START DATA SHOWN

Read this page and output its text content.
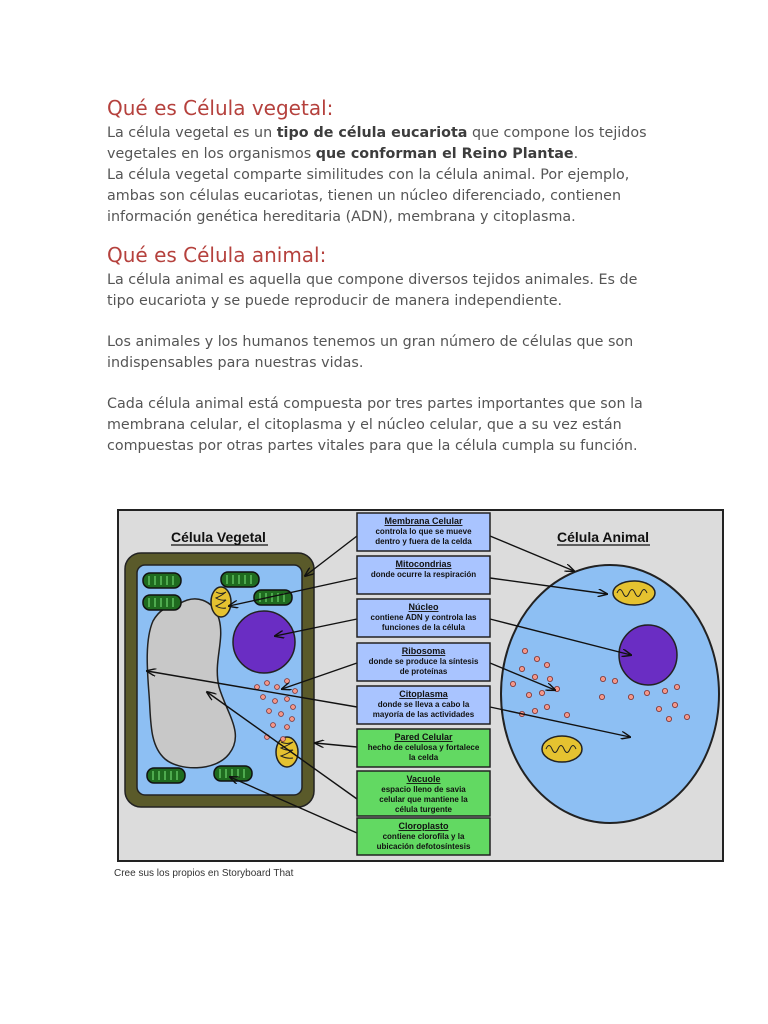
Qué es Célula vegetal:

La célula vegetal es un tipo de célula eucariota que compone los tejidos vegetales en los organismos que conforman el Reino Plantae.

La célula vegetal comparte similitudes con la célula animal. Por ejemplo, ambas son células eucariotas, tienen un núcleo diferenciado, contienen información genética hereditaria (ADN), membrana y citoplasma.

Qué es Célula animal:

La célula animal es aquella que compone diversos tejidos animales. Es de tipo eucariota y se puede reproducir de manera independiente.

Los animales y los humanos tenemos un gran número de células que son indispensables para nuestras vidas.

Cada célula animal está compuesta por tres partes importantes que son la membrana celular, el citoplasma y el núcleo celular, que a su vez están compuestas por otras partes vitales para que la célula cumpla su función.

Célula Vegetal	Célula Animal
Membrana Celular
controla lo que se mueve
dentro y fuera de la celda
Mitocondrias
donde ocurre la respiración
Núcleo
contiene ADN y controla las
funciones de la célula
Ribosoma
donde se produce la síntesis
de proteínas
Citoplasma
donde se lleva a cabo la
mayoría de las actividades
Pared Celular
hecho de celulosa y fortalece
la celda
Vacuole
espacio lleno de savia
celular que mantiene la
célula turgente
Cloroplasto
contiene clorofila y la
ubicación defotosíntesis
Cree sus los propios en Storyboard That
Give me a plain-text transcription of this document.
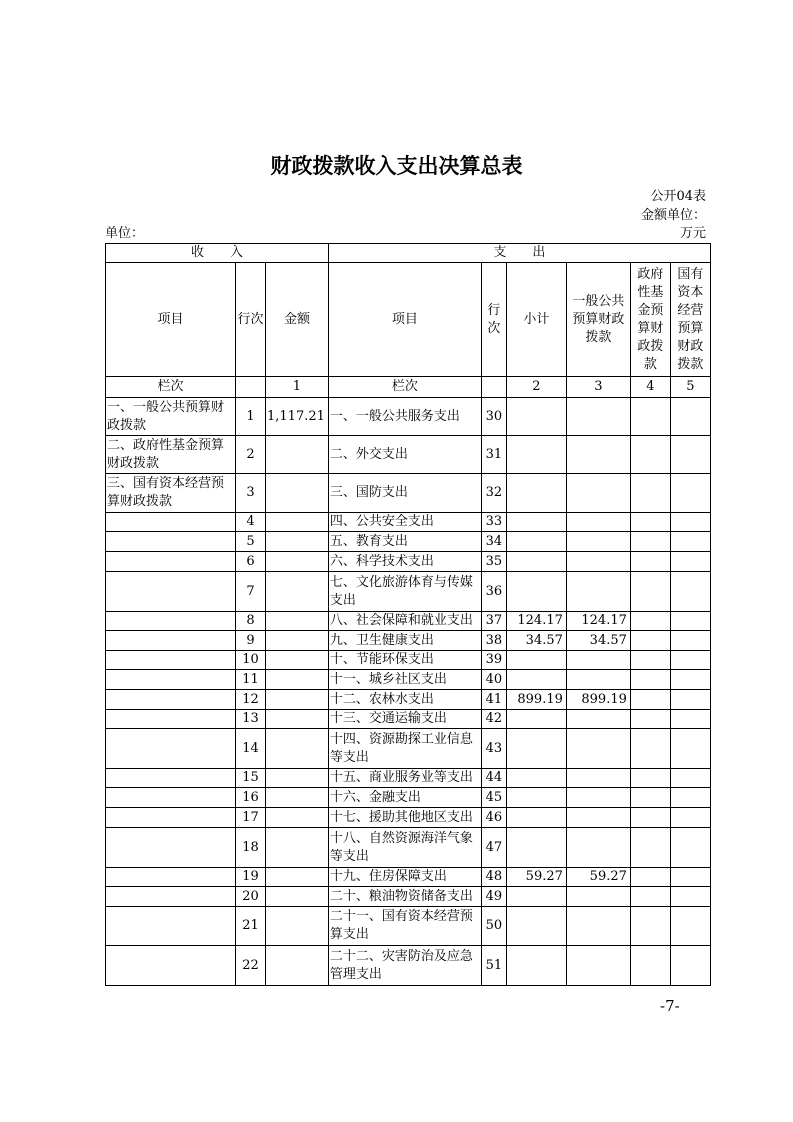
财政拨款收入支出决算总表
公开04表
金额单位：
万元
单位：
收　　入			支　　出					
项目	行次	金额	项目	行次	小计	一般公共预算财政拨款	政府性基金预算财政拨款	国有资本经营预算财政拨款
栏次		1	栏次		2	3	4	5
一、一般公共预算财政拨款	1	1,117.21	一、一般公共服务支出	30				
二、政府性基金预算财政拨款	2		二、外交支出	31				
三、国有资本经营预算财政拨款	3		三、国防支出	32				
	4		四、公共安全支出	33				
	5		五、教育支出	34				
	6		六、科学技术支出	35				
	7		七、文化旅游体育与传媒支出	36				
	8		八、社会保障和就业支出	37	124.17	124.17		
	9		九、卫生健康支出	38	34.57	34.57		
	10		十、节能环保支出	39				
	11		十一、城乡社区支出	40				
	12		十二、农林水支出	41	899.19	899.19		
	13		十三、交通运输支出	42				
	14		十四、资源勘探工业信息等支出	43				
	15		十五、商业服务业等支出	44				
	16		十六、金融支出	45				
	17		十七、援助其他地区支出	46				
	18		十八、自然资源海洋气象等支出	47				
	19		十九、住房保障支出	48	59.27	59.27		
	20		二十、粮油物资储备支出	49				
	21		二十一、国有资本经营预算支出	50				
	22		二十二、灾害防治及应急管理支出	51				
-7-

END DATA SHOWN

▸ WRITTEN REQUEST
Copy out all the records exactly, excluding pictures.

▸ IN RESPONSE
Read this page and output its text content.
Qué es Célula vegetal:

La célula vegetal es un tipo de célula eucariota que compone los tejidos vegetales en los organismos que conforman el Reino Plantae.

La célula vegetal comparte similitudes con la célula animal. Por ejemplo, ambas son células eucariotas, tienen un núcleo diferenciado, contienen información genética hereditaria (ADN), membrana y citoplasma.

Qué es Célula animal:

La célula animal es aquella que compone diversos tejidos animales. Es de tipo eucariota y se puede reproducir de manera independiente.

Los animales y los humanos tenemos un gran número de células que son indispensables para nuestras vidas.

Cada célula animal está compuesta por tres partes importantes que son la membrana celular, el citoplasma y el núcleo celular, que a su vez están compuestas por otras partes vitales para que la célula cumpla su función.

Célula Vegetal	Célula Animal
Membrana Celular
controla lo que se mueve
dentro y fuera de la celda
Mitocondrias
donde ocurre la respiración
Núcleo
contiene ADN y controla las
funciones de la célula
Ribosoma
donde se produce la síntesis
de proteínas
Citoplasma
donde se lleva a cabo la
mayoría de las actividades
Pared Celular
hecho de celulosa y fortalece
la celda
Vacuole
espacio lleno de savia
celular que mantiene la
célula turgente
Cloroplasto
contiene clorofila y la
ubicación defotosíntesis
Cree sus los propios en Storyboard That
Give me a plain-text transcription of this document.
财政拨款收入支出决算总表
公开04表
金额单位：
万元
单位：
收　　入			支　　出					
项目	行次	金额	项目	行次	小计	一般公共预算财政拨款	政府性基金预算财政拨款	国有资本经营预算财政拨款
栏次		1	栏次		2	3	4	5
一、一般公共预算财政拨款	1	1,117.21	一、一般公共服务支出	30				
二、政府性基金预算财政拨款	2		二、外交支出	31				
三、国有资本经营预算财政拨款	3		三、国防支出	32				
	4		四、公共安全支出	33				
	5		五、教育支出	34				
	6		六、科学技术支出	35				
	7		七、文化旅游体育与传媒支出	36				
	8		八、社会保障和就业支出	37	124.17	124.17		
	9		九、卫生健康支出	38	34.57	34.57		
	10		十、节能环保支出	39				
	11		十一、城乡社区支出	40				
	12		十二、农林水支出	41	899.19	899.19		
	13		十三、交通运输支出	42				
	14		十四、资源勘探工业信息等支出	43				
	15		十五、商业服务业等支出	44				
	16		十六、金融支出	45				
	17		十七、援助其他地区支出	46				
	18		十八、自然资源海洋气象等支出	47				
	19		十九、住房保障支出	48	59.27	59.27		
	20		二十、粮油物资储备支出	49				
	21		二十一、国有资本经营预算支出	50				
	22		二十二、灾害防治及应急管理支出	51				
-7-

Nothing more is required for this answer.